▸ **EXERCISE DETAILS**:
Transcribe all the entries word for word, but omit the images.

▸ **RECORDS TO USE**:

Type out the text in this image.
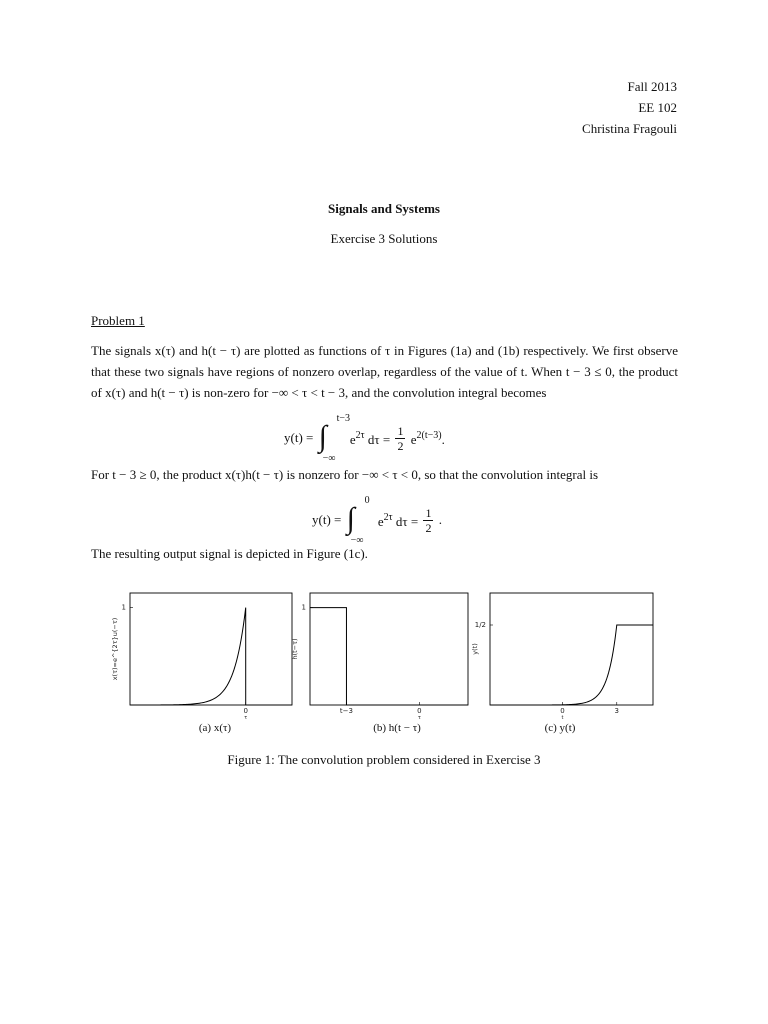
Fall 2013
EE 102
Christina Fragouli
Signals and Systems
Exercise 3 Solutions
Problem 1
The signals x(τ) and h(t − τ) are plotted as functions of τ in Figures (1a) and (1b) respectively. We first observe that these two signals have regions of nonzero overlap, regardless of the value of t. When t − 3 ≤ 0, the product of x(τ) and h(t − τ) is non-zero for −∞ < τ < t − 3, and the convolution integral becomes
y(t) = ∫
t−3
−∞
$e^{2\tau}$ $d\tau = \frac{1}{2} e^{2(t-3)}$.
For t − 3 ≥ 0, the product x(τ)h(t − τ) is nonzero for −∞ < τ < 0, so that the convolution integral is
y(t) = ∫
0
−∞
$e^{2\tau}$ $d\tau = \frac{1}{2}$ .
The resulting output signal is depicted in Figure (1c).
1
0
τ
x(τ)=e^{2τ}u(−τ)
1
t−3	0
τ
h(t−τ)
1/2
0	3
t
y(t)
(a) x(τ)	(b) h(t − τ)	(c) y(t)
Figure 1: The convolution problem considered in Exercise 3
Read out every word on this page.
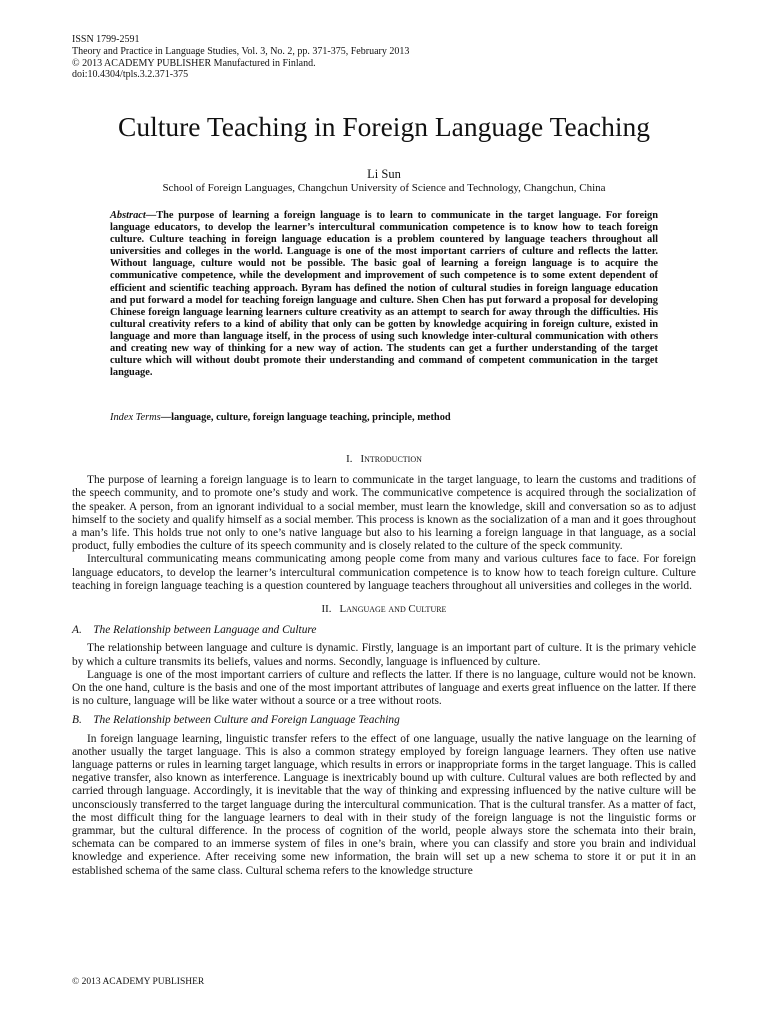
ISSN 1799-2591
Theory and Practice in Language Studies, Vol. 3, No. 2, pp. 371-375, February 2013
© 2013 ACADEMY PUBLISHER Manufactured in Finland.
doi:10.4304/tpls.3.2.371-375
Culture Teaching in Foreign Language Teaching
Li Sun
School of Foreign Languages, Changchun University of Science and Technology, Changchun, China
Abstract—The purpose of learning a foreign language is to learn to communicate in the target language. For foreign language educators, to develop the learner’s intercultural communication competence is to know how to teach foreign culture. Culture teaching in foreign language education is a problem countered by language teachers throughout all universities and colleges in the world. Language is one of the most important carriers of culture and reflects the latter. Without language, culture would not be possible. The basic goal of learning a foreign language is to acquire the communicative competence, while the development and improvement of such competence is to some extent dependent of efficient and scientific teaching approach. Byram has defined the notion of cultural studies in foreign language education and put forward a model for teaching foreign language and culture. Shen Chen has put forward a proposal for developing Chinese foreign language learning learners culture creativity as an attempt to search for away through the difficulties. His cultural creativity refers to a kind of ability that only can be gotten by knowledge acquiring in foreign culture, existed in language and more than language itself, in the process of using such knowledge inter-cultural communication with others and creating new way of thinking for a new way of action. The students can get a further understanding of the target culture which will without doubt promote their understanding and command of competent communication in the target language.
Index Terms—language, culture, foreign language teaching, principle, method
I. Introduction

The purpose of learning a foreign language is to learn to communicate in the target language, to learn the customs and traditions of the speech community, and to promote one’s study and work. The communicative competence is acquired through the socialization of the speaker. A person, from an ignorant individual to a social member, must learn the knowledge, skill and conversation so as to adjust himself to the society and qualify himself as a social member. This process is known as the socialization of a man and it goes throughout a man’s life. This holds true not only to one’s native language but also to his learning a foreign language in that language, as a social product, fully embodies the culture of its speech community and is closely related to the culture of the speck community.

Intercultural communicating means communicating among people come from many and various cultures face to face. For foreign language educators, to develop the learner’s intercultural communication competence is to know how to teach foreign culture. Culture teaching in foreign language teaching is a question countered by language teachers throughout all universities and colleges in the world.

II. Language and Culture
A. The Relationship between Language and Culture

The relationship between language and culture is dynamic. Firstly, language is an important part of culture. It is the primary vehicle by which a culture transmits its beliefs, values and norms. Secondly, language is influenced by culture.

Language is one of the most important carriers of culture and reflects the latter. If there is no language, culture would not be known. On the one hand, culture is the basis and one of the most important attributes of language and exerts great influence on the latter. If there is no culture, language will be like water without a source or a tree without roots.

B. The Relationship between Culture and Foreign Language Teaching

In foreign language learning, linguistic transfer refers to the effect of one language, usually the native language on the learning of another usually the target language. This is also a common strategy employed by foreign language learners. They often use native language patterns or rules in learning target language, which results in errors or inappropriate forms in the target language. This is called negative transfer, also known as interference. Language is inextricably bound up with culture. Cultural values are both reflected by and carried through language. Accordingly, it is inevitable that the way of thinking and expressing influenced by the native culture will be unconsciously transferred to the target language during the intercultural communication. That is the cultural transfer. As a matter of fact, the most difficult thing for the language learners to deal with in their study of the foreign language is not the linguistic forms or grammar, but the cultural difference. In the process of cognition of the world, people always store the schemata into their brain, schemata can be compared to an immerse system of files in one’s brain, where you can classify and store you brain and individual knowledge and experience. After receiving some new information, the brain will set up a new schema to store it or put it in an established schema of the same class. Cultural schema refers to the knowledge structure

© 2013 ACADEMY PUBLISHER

▸ **FINISHED ANSWER**:
Type out the text in this image.
Fall 2013
EE 102
Christina Fragouli
Signals and Systems
Exercise 3 Solutions
Problem 1
The signals x(τ) and h(t − τ) are plotted as functions of τ in Figures (1a) and (1b) respectively. We first observe that these two signals have regions of nonzero overlap, regardless of the value of t. When t − 3 ≤ 0, the product of x(τ) and h(t − τ) is non-zero for −∞ < τ < t − 3, and the convolution integral becomes
y(t) = ∫
t−3
−∞
$e^{2\tau}$ $d\tau = \frac{1}{2} e^{2(t-3)}$.
For t − 3 ≥ 0, the product x(τ)h(t − τ) is nonzero for −∞ < τ < 0, so that the convolution integral is
y(t) = ∫
0
−∞
$e^{2\tau}$ $d\tau = \frac{1}{2}$ .
The resulting output signal is depicted in Figure (1c).
1
0
τ
x(τ)=e^{2τ}u(−τ)
1
t−3	0
τ
h(t−τ)
1/2
0	3
t
y(t)
(a) x(τ)	(b) h(t − τ)	(c) y(t)
Figure 1: The convolution problem considered in Exercise 3
Read out every word on this page.
ISSN 1799-2591
Theory and Practice in Language Studies, Vol. 3, No. 2, pp. 371-375, February 2013
© 2013 ACADEMY PUBLISHER Manufactured in Finland.
doi:10.4304/tpls.3.2.371-375
Culture Teaching in Foreign Language Teaching
Li Sun
School of Foreign Languages, Changchun University of Science and Technology, Changchun, China
Abstract—The purpose of learning a foreign language is to learn to communicate in the target language. For foreign language educators, to develop the learner’s intercultural communication competence is to know how to teach foreign culture. Culture teaching in foreign language education is a problem countered by language teachers throughout all universities and colleges in the world. Language is one of the most important carriers of culture and reflects the latter. Without language, culture would not be possible. The basic goal of learning a foreign language is to acquire the communicative competence, while the development and improvement of such competence is to some extent dependent of efficient and scientific teaching approach. Byram has defined the notion of cultural studies in foreign language education and put forward a model for teaching foreign language and culture. Shen Chen has put forward a proposal for developing Chinese foreign language learning learners culture creativity as an attempt to search for away through the difficulties. His cultural creativity refers to a kind of ability that only can be gotten by knowledge acquiring in foreign culture, existed in language and more than language itself, in the process of using such knowledge inter-cultural communication with others and creating new way of thinking for a new way of action. The students can get a further understanding of the target culture which will without doubt promote their understanding and command of competent communication in the target language.
Index Terms—language, culture, foreign language teaching, principle, method
I. Introduction

The purpose of learning a foreign language is to learn to communicate in the target language, to learn the customs and traditions of the speech community, and to promote one’s study and work. The communicative competence is acquired through the socialization of the speaker. A person, from an ignorant individual to a social member, must learn the knowledge, skill and conversation so as to adjust himself to the society and qualify himself as a social member. This process is known as the socialization of a man and it goes throughout a man’s life. This holds true not only to one’s native language but also to his learning a foreign language in that language, as a social product, fully embodies the culture of its speech community and is closely related to the culture of the speck community.

Intercultural communicating means communicating among people come from many and various cultures face to face. For foreign language educators, to develop the learner’s intercultural communication competence is to know how to teach foreign culture. Culture teaching in foreign language teaching is a question countered by language teachers throughout all universities and colleges in the world.

II. Language and Culture
A. The Relationship between Language and Culture

The relationship between language and culture is dynamic. Firstly, language is an important part of culture. It is the primary vehicle by which a culture transmits its beliefs, values and norms. Secondly, language is influenced by culture.

Language is one of the most important carriers of culture and reflects the latter. If there is no language, culture would not be known. On the one hand, culture is the basis and one of the most important attributes of language and exerts great influence on the latter. If there is no culture, language will be like water without a source or a tree without roots.

B. The Relationship between Culture and Foreign Language Teaching

In foreign language learning, linguistic transfer refers to the effect of one language, usually the native language on the learning of another usually the target language. This is also a common strategy employed by foreign language learners. They often use native language patterns or rules in learning target language, which results in errors or inappropriate forms in the target language. This is called negative transfer, also known as interference. Language is inextricably bound up with culture. Cultural values are both reflected by and carried through language. Accordingly, it is inevitable that the way of thinking and expressing influenced by the native culture will be unconsciously transferred to the target language during the intercultural communication. That is the cultural transfer. As a matter of fact, the most difficult thing for the language learners to deal with in their study of the foreign language is not the linguistic forms or grammar, but the cultural difference. In the process of cognition of the world, people always store the schemata into their brain, schemata can be compared to an immerse system of files in one’s brain, where you can classify and store you brain and individual knowledge and experience. After receiving some new information, the brain will set up a new schema to store it or put it in an established schema of the same class. Cultural schema refers to the knowledge structure

© 2013 ACADEMY PUBLISHER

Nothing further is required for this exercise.